» WHAT YOU HAVE TO DO:
Repeat the data below exactly, dropping any pictures it holds.

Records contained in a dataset
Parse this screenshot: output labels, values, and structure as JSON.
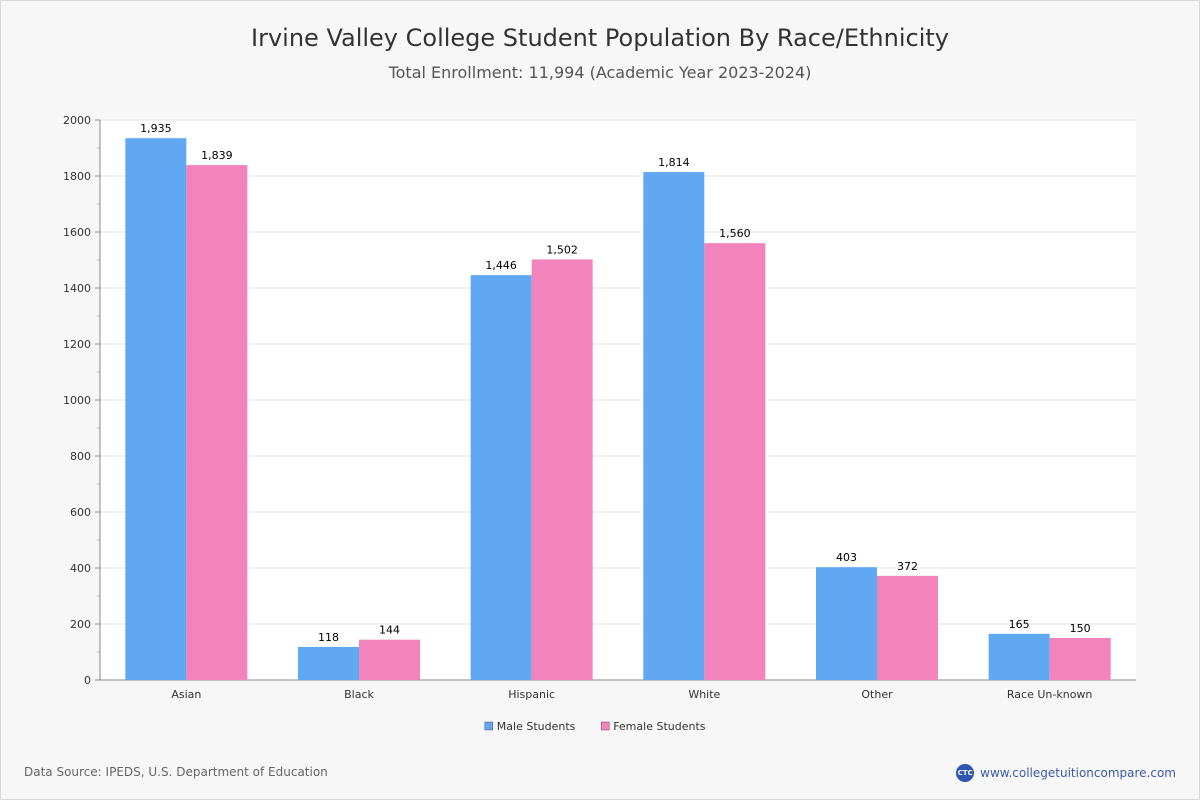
{
  "chart_data": {
    "type": "bar",
    "title": "Irvine Valley College Student Population By Race/Ethnicity",
    "subtitle": "Total Enrollment: 11,994 (Academic Year 2023-2024)",
    "categories": [
      "Asian",
      "Black",
      "Hispanic",
      "White",
      "Other",
      "Race Un-known"
    ],
    "series": [
      {
        "name": "Male Students",
        "color": "#61a8f3",
        "values": [
          1935,
          118,
          1446,
          1814,
          403,
          165
        ],
        "labels": [
          "1,935",
          "118",
          "1,446",
          "1,814",
          "403",
          "165"
        ]
      },
      {
        "name": "Female Students",
        "color": "#f283bc",
        "values": [
          1839,
          144,
          1502,
          1560,
          372,
          150
        ],
        "labels": [
          "1,839",
          "144",
          "1,502",
          "1,560",
          "372",
          "150"
        ]
      }
    ],
    "ylim": [
      0,
      2000
    ],
    "yticks": [
      0,
      200,
      400,
      600,
      800,
      1000,
      1200,
      1400,
      1600,
      1800,
      2000
    ],
    "xlabel": "",
    "ylabel": "",
    "grid": true,
    "legend": "bottom-center"
  },
  "footer": {
    "source": "Data Source: IPEDS, U.S. Department of Education",
    "site": "www.collegetuitioncompare.com",
    "logo_text": "CTC"
  }
}
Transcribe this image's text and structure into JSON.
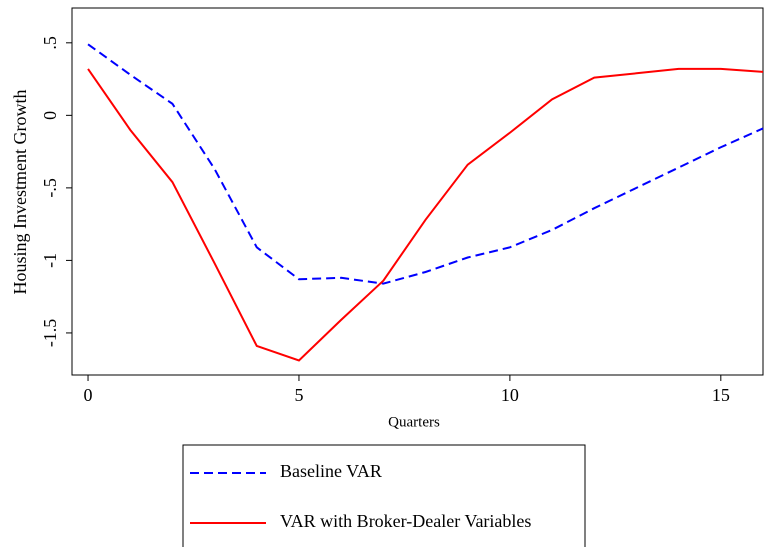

» REPLY TO THE TASK:
Parse this screenshot: output labels, values, and structure as JSON.
{
  "chart_data": {
    "type": "bar",
    "title": "Irvine Valley College Student Population By Race/Ethnicity",
    "subtitle": "Total Enrollment: 11,994 (Academic Year 2023-2024)",
    "categories": [
      "Asian",
      "Black",
      "Hispanic",
      "White",
      "Other",
      "Race Un-known"
    ],
    "series": [
      {
        "name": "Male Students",
        "color": "#61a8f3",
        "values": [
          1935,
          118,
          1446,
          1814,
          403,
          165
        ],
        "labels": [
          "1,935",
          "118",
          "1,446",
          "1,814",
          "403",
          "165"
        ]
      },
      {
        "name": "Female Students",
        "color": "#f283bc",
        "values": [
          1839,
          144,
          1502,
          1560,
          372,
          150
        ],
        "labels": [
          "1,839",
          "144",
          "1,502",
          "1,560",
          "372",
          "150"
        ]
      }
    ],
    "ylim": [
      0,
      2000
    ],
    "yticks": [
      0,
      200,
      400,
      600,
      800,
      1000,
      1200,
      1400,
      1600,
      1800,
      2000
    ],
    "xlabel": "",
    "ylabel": "",
    "grid": true,
    "legend": "bottom-center"
  },
  "footer": {
    "source": "Data Source: IPEDS, U.S. Department of Education",
    "site": "www.collegetuitioncompare.com",
    "logo_text": "CTC"
  }
}
Transcribe this image's text and structure into JSON.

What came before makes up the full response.